**Job**
Skip the pictures. Transcribe the rest of the data below without changing a word.

**Input**
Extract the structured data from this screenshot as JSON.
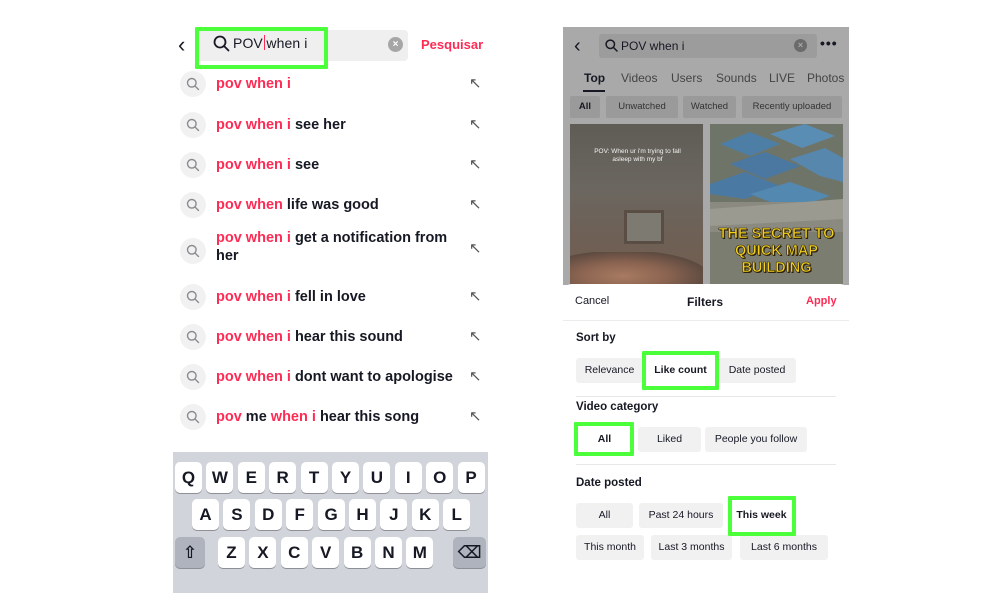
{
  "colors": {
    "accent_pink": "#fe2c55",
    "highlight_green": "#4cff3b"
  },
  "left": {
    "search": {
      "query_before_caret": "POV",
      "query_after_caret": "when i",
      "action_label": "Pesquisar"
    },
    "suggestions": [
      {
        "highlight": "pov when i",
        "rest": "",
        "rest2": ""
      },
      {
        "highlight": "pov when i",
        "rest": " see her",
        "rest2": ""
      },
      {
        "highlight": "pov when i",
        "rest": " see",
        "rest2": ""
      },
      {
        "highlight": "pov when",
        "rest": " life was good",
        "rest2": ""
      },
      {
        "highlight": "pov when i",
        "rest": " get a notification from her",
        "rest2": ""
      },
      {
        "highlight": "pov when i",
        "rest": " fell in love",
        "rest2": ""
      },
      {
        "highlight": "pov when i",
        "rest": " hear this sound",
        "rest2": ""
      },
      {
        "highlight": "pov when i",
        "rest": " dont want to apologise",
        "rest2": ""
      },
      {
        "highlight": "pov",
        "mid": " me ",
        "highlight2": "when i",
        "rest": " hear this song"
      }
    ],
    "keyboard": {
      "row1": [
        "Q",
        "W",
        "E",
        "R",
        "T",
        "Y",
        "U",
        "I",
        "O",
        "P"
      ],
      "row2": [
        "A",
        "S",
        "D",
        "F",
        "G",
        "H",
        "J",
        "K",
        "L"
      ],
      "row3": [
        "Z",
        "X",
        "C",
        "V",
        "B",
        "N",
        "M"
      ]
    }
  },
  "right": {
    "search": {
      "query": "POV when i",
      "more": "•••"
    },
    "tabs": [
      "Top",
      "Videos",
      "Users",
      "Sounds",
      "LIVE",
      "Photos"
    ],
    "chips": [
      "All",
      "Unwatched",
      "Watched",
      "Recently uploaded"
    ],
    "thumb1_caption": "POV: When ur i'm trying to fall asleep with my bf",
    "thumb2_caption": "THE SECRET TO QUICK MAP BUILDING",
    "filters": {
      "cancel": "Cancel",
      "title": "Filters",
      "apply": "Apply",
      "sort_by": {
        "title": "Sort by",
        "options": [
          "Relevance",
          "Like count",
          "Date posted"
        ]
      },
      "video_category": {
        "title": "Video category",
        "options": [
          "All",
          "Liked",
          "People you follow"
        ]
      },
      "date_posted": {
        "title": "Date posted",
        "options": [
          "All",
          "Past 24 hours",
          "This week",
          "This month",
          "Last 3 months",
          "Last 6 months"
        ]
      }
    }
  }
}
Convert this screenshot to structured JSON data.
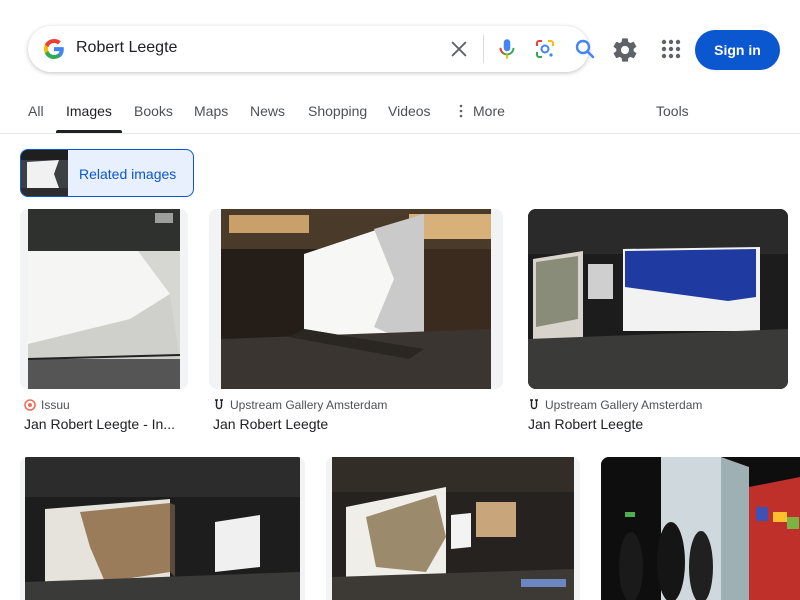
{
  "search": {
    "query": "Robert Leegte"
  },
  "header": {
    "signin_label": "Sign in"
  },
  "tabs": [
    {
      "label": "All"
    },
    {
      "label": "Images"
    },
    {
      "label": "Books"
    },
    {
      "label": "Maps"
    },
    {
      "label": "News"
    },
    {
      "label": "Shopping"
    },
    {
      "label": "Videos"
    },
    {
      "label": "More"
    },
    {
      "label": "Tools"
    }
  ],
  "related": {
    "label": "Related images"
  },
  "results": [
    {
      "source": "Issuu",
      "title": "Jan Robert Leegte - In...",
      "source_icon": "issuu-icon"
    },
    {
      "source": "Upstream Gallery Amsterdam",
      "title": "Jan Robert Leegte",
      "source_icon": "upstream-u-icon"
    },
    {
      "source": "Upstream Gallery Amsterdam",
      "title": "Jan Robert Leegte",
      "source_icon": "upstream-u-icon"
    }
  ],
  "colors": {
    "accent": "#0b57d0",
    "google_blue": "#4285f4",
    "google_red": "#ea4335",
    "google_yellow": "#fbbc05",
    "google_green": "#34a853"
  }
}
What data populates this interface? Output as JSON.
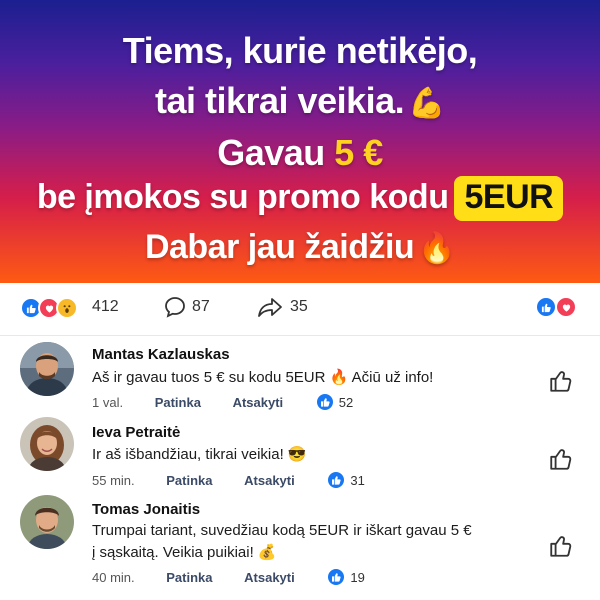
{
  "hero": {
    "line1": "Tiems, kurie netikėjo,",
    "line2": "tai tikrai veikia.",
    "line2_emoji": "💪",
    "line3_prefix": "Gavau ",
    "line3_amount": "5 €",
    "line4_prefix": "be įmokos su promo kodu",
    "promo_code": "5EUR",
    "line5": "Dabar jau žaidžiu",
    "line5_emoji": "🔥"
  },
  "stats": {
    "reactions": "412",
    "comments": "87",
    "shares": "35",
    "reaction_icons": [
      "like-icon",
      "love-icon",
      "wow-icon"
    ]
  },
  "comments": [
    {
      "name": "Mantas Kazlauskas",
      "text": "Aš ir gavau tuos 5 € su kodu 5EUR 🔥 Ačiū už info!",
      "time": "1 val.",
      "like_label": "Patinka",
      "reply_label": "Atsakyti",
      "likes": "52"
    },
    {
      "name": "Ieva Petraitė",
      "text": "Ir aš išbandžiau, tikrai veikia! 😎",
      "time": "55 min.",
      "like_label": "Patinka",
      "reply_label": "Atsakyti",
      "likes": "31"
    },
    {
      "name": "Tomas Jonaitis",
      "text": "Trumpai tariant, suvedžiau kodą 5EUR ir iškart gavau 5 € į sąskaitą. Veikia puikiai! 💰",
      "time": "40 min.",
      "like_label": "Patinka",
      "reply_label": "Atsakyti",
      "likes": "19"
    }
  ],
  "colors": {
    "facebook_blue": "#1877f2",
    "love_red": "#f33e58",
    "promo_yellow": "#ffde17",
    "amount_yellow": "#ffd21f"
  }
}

**Solution**
Extract the structured data from this screenshot as JSON.
{
  "colors": {
    "accent_pink": "#fe2c55",
    "highlight_green": "#4cff3b"
  },
  "left": {
    "search": {
      "query_before_caret": "POV",
      "query_after_caret": "when i",
      "action_label": "Pesquisar"
    },
    "suggestions": [
      {
        "highlight": "pov when i",
        "rest": "",
        "rest2": ""
      },
      {
        "highlight": "pov when i",
        "rest": " see her",
        "rest2": ""
      },
      {
        "highlight": "pov when i",
        "rest": " see",
        "rest2": ""
      },
      {
        "highlight": "pov when",
        "rest": " life was good",
        "rest2": ""
      },
      {
        "highlight": "pov when i",
        "rest": " get a notification from her",
        "rest2": ""
      },
      {
        "highlight": "pov when i",
        "rest": " fell in love",
        "rest2": ""
      },
      {
        "highlight": "pov when i",
        "rest": " hear this sound",
        "rest2": ""
      },
      {
        "highlight": "pov when i",
        "rest": " dont want to apologise",
        "rest2": ""
      },
      {
        "highlight": "pov",
        "mid": " me ",
        "highlight2": "when i",
        "rest": " hear this song"
      }
    ],
    "keyboard": {
      "row1": [
        "Q",
        "W",
        "E",
        "R",
        "T",
        "Y",
        "U",
        "I",
        "O",
        "P"
      ],
      "row2": [
        "A",
        "S",
        "D",
        "F",
        "G",
        "H",
        "J",
        "K",
        "L"
      ],
      "row3": [
        "Z",
        "X",
        "C",
        "V",
        "B",
        "N",
        "M"
      ]
    }
  },
  "right": {
    "search": {
      "query": "POV when i",
      "more": "•••"
    },
    "tabs": [
      "Top",
      "Videos",
      "Users",
      "Sounds",
      "LIVE",
      "Photos"
    ],
    "chips": [
      "All",
      "Unwatched",
      "Watched",
      "Recently uploaded"
    ],
    "thumb1_caption": "POV: When ur i'm trying to fall asleep with my bf",
    "thumb2_caption": "THE SECRET TO QUICK MAP BUILDING",
    "filters": {
      "cancel": "Cancel",
      "title": "Filters",
      "apply": "Apply",
      "sort_by": {
        "title": "Sort by",
        "options": [
          "Relevance",
          "Like count",
          "Date posted"
        ]
      },
      "video_category": {
        "title": "Video category",
        "options": [
          "All",
          "Liked",
          "People you follow"
        ]
      },
      "date_posted": {
        "title": "Date posted",
        "options": [
          "All",
          "Past 24 hours",
          "This week",
          "This month",
          "Last 3 months",
          "Last 6 months"
        ]
      }
    }
  }
}
Convert this screenshot to structured JSON data.
{
  "search": {
    "query": "Robert Leegte"
  },
  "header": {
    "signin_label": "Sign in"
  },
  "tabs": [
    {
      "label": "All"
    },
    {
      "label": "Images"
    },
    {
      "label": "Books"
    },
    {
      "label": "Maps"
    },
    {
      "label": "News"
    },
    {
      "label": "Shopping"
    },
    {
      "label": "Videos"
    },
    {
      "label": "More"
    },
    {
      "label": "Tools"
    }
  ],
  "related": {
    "label": "Related images"
  },
  "results": [
    {
      "source": "Issuu",
      "title": "Jan Robert Leegte - In...",
      "source_icon": "issuu-icon"
    },
    {
      "source": "Upstream Gallery Amsterdam",
      "title": "Jan Robert Leegte",
      "source_icon": "upstream-u-icon"
    },
    {
      "source": "Upstream Gallery Amsterdam",
      "title": "Jan Robert Leegte",
      "source_icon": "upstream-u-icon"
    }
  ],
  "colors": {
    "accent": "#0b57d0",
    "google_blue": "#4285f4",
    "google_red": "#ea4335",
    "google_yellow": "#fbbc05",
    "google_green": "#34a853"
  }
}
What data populates this interface? Output as JSON.
{
  "hero": {
    "line1": "Tiems, kurie netikėjo,",
    "line2": "tai tikrai veikia.",
    "line2_emoji": "💪",
    "line3_prefix": "Gavau ",
    "line3_amount": "5 €",
    "line4_prefix": "be įmokos su promo kodu",
    "promo_code": "5EUR",
    "line5": "Dabar jau žaidžiu",
    "line5_emoji": "🔥"
  },
  "stats": {
    "reactions": "412",
    "comments": "87",
    "shares": "35",
    "reaction_icons": [
      "like-icon",
      "love-icon",
      "wow-icon"
    ]
  },
  "comments": [
    {
      "name": "Mantas Kazlauskas",
      "text": "Aš ir gavau tuos 5 € su kodu 5EUR 🔥 Ačiū už info!",
      "time": "1 val.",
      "like_label": "Patinka",
      "reply_label": "Atsakyti",
      "likes": "52"
    },
    {
      "name": "Ieva Petraitė",
      "text": "Ir aš išbandžiau, tikrai veikia! 😎",
      "time": "55 min.",
      "like_label": "Patinka",
      "reply_label": "Atsakyti",
      "likes": "31"
    },
    {
      "name": "Tomas Jonaitis",
      "text": "Trumpai tariant, suvedžiau kodą 5EUR ir iškart gavau 5 € į sąskaitą. Veikia puikiai! 💰",
      "time": "40 min.",
      "like_label": "Patinka",
      "reply_label": "Atsakyti",
      "likes": "19"
    }
  ],
  "colors": {
    "facebook_blue": "#1877f2",
    "love_red": "#f33e58",
    "promo_yellow": "#ffde17",
    "amount_yellow": "#ffd21f"
  }
}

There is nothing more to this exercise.